• _EXERCISE REQUIREMENTS_: Collect all the lines that mention the word "name".

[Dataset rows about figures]
━━━
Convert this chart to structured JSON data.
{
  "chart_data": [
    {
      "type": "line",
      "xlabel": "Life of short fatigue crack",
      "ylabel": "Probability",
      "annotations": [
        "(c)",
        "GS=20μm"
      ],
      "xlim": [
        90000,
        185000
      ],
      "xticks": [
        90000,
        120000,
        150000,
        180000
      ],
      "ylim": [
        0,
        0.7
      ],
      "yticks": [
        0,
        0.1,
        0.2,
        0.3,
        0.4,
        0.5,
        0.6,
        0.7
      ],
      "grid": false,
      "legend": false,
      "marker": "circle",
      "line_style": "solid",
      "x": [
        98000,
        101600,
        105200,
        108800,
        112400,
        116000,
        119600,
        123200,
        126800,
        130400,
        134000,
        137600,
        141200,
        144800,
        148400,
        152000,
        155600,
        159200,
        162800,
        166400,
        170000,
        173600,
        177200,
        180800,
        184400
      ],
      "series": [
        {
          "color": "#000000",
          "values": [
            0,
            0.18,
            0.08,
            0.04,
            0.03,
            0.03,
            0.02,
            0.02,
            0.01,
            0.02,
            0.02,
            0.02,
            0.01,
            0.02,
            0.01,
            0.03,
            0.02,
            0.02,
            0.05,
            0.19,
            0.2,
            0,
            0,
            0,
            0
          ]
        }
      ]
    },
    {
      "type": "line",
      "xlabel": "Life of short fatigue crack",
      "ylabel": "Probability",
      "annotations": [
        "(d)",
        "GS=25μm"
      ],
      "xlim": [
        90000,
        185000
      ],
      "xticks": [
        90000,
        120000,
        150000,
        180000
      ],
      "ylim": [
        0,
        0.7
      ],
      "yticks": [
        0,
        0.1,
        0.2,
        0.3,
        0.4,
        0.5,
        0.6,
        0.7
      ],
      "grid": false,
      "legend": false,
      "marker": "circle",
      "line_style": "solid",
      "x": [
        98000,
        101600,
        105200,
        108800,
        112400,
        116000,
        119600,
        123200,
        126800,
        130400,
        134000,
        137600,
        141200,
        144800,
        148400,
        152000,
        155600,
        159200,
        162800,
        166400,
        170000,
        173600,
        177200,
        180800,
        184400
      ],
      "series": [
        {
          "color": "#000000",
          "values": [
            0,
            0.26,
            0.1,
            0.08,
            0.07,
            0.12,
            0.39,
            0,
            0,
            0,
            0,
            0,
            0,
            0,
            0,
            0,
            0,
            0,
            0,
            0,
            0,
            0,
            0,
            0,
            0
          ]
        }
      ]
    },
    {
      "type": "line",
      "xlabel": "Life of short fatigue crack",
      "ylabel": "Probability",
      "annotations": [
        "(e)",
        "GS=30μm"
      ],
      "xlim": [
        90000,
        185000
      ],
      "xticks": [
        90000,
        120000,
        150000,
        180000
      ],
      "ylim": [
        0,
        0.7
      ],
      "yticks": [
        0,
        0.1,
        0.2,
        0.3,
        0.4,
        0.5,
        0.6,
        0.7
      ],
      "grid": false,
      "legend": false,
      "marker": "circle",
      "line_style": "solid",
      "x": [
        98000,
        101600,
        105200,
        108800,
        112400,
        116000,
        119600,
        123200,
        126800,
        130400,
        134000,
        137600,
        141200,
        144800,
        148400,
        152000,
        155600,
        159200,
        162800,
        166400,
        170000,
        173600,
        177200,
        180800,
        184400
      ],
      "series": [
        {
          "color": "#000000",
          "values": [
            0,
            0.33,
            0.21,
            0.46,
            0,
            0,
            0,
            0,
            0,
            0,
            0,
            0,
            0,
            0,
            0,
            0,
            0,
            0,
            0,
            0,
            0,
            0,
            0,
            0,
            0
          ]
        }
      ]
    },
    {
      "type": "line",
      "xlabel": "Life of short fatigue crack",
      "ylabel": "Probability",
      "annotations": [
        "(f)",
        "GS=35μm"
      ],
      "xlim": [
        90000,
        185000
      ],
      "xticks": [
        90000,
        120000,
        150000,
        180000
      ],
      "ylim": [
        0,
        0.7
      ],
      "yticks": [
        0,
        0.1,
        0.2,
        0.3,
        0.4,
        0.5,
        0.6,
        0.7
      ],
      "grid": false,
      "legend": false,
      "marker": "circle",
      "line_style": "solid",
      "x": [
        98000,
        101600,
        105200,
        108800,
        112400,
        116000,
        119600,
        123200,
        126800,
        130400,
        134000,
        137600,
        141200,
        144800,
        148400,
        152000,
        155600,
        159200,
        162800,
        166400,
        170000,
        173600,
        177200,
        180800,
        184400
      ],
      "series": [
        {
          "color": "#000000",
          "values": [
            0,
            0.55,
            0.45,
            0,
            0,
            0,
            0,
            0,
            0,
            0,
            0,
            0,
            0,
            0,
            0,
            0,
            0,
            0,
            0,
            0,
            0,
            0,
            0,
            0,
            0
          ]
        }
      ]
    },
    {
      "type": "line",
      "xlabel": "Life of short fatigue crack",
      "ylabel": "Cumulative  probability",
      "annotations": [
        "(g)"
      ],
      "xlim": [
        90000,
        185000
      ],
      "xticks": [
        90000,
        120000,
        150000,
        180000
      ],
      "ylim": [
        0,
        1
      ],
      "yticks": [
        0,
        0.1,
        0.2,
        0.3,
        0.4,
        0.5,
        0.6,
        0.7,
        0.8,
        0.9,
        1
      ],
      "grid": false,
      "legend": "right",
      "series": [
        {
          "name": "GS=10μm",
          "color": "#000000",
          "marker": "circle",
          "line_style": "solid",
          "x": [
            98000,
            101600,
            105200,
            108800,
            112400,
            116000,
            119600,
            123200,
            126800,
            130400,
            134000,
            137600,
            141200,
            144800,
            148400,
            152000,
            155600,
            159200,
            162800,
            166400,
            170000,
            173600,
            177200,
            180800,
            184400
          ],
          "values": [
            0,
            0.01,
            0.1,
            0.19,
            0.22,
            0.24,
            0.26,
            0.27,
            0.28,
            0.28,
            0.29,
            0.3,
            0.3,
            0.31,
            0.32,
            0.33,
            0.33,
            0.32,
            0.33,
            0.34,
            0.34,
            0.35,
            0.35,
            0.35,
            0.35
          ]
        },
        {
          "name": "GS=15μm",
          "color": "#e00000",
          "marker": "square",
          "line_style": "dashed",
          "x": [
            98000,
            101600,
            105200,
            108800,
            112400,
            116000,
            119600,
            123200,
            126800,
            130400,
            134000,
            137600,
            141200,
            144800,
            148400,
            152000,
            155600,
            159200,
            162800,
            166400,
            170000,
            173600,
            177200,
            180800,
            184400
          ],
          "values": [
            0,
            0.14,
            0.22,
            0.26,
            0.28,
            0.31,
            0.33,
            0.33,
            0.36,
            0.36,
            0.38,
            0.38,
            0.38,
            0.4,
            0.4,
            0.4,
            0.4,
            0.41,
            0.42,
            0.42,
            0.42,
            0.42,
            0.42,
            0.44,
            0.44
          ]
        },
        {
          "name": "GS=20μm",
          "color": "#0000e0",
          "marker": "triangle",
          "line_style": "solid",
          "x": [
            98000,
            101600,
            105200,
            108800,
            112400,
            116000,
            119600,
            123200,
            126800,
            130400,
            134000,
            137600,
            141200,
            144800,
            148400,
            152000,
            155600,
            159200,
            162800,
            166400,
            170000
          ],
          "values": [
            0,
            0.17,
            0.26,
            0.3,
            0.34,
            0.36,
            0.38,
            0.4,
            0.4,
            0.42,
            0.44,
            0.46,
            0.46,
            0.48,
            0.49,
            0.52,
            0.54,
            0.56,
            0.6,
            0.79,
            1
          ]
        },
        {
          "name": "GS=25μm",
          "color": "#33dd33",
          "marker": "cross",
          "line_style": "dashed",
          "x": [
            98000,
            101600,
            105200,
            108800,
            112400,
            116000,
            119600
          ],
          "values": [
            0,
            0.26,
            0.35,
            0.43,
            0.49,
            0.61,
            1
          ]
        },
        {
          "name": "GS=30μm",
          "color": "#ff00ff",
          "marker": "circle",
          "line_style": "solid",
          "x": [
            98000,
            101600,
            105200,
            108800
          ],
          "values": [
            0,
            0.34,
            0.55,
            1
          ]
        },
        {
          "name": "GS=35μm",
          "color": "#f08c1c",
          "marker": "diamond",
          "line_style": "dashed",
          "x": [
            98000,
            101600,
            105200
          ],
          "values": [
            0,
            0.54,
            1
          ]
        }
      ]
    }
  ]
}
━━━
• _SOLUTION TO THIS PROBLEM_:
          "name": "GS=10μm",
          "name": "GS=15μm",
          "name": "GS=20μm",
          "name": "GS=25μm",
          "name": "GS=30μm",
          "name": "GS=35μm",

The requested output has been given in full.